▶ [Exercise requirements]
The answer must be one number: how many lines in the data below include the string "antivirus".

▶ [Data for this exercise]

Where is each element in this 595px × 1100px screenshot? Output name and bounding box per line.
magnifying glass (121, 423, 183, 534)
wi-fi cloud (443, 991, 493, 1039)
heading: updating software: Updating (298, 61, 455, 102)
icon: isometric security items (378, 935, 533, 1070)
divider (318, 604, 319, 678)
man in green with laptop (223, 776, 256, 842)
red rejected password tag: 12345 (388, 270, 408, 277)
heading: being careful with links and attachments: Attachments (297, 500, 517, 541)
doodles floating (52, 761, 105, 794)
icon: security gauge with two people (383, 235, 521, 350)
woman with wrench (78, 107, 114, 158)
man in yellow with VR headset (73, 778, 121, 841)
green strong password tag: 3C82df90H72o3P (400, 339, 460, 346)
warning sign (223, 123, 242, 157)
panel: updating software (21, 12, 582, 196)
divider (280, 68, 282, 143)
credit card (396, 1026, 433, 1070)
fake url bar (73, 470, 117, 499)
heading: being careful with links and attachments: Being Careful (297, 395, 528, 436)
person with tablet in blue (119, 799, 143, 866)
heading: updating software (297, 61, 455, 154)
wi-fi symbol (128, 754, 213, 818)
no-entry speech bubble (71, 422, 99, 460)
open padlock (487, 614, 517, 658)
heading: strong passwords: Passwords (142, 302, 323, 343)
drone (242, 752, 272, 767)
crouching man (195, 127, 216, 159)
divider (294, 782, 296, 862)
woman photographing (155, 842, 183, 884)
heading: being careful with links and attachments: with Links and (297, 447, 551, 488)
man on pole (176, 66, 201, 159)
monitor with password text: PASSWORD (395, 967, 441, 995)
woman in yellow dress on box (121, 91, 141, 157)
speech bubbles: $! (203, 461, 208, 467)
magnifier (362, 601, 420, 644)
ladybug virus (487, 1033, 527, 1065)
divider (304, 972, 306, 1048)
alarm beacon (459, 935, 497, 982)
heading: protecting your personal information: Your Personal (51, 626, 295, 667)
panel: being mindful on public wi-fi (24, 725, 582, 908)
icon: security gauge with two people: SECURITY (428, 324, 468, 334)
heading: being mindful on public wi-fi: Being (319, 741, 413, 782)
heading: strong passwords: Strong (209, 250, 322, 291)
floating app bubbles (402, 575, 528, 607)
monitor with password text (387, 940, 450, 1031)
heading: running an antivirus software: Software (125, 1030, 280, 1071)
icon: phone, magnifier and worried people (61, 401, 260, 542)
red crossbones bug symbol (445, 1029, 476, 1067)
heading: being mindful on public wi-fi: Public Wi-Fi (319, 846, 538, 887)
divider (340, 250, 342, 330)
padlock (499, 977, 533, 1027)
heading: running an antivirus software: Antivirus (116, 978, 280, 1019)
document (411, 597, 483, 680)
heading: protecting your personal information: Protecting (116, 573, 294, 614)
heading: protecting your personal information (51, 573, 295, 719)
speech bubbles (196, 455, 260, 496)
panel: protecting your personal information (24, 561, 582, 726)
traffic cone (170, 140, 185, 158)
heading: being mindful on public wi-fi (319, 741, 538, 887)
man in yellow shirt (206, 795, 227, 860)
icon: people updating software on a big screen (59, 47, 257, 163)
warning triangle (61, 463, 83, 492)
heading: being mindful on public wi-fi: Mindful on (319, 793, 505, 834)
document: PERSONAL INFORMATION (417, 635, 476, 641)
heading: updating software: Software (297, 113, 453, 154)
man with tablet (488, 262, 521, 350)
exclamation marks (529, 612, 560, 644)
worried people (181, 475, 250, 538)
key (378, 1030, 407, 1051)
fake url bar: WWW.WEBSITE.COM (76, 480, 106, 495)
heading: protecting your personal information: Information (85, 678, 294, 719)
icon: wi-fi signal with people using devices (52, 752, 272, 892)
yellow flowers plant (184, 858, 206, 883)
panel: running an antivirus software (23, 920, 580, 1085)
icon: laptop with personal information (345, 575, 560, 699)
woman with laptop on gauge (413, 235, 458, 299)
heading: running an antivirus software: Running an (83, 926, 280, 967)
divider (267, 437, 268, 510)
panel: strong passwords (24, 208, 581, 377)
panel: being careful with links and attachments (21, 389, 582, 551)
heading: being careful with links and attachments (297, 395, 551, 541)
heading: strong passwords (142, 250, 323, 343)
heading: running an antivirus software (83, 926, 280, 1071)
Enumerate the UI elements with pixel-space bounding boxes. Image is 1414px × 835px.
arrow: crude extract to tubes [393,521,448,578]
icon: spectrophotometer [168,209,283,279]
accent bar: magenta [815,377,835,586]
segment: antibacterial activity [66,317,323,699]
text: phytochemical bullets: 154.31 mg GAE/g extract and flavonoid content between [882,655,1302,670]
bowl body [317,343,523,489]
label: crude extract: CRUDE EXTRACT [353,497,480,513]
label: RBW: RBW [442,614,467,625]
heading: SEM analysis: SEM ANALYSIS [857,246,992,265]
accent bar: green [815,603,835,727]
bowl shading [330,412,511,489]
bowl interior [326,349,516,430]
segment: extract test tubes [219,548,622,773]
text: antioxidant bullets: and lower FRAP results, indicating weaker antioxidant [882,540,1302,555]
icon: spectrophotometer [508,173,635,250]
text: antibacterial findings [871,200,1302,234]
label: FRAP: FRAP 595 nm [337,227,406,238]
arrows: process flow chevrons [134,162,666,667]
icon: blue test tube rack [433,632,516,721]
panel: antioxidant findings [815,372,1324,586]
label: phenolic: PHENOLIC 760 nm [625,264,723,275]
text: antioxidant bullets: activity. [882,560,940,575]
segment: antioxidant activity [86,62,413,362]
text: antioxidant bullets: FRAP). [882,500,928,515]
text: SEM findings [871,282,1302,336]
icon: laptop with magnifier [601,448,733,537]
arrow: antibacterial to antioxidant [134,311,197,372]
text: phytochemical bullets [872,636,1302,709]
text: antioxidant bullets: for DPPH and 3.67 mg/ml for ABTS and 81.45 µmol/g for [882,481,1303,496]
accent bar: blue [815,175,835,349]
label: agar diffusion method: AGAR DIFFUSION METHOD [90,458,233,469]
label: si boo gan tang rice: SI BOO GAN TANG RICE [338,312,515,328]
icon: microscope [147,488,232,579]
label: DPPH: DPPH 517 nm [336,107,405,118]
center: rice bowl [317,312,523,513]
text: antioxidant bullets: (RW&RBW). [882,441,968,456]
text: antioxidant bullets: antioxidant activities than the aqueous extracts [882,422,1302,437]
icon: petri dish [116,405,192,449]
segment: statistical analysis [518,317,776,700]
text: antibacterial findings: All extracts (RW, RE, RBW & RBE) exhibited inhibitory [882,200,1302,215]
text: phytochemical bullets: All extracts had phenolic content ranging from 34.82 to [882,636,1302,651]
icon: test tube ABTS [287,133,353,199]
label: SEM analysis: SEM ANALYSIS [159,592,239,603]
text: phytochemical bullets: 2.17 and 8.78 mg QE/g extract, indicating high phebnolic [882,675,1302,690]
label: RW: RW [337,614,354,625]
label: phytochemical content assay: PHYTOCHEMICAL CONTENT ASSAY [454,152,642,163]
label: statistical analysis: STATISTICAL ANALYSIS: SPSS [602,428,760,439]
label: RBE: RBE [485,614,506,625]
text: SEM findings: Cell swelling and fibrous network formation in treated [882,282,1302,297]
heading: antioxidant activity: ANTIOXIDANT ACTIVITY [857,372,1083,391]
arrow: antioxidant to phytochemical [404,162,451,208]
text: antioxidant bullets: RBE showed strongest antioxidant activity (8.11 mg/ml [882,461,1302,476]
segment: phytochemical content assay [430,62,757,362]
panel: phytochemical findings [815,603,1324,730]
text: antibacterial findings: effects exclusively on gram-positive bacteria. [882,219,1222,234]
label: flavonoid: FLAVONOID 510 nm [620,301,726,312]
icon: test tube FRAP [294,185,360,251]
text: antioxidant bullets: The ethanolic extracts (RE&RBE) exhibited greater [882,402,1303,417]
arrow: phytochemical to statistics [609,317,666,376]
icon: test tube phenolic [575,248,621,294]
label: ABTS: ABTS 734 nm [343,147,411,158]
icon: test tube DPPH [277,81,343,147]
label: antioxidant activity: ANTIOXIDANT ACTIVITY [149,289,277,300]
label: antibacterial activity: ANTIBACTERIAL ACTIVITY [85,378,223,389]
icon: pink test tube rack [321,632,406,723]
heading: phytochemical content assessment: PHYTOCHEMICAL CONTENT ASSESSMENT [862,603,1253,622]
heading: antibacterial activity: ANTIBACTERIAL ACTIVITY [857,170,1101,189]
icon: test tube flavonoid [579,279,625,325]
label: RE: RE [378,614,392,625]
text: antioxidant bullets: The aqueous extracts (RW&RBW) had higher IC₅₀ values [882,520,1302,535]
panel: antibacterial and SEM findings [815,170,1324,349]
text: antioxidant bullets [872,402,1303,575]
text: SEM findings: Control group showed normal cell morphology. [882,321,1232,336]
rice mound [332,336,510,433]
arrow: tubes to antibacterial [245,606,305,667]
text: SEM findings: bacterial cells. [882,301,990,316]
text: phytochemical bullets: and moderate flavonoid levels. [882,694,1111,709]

▶ [Exercise result]
5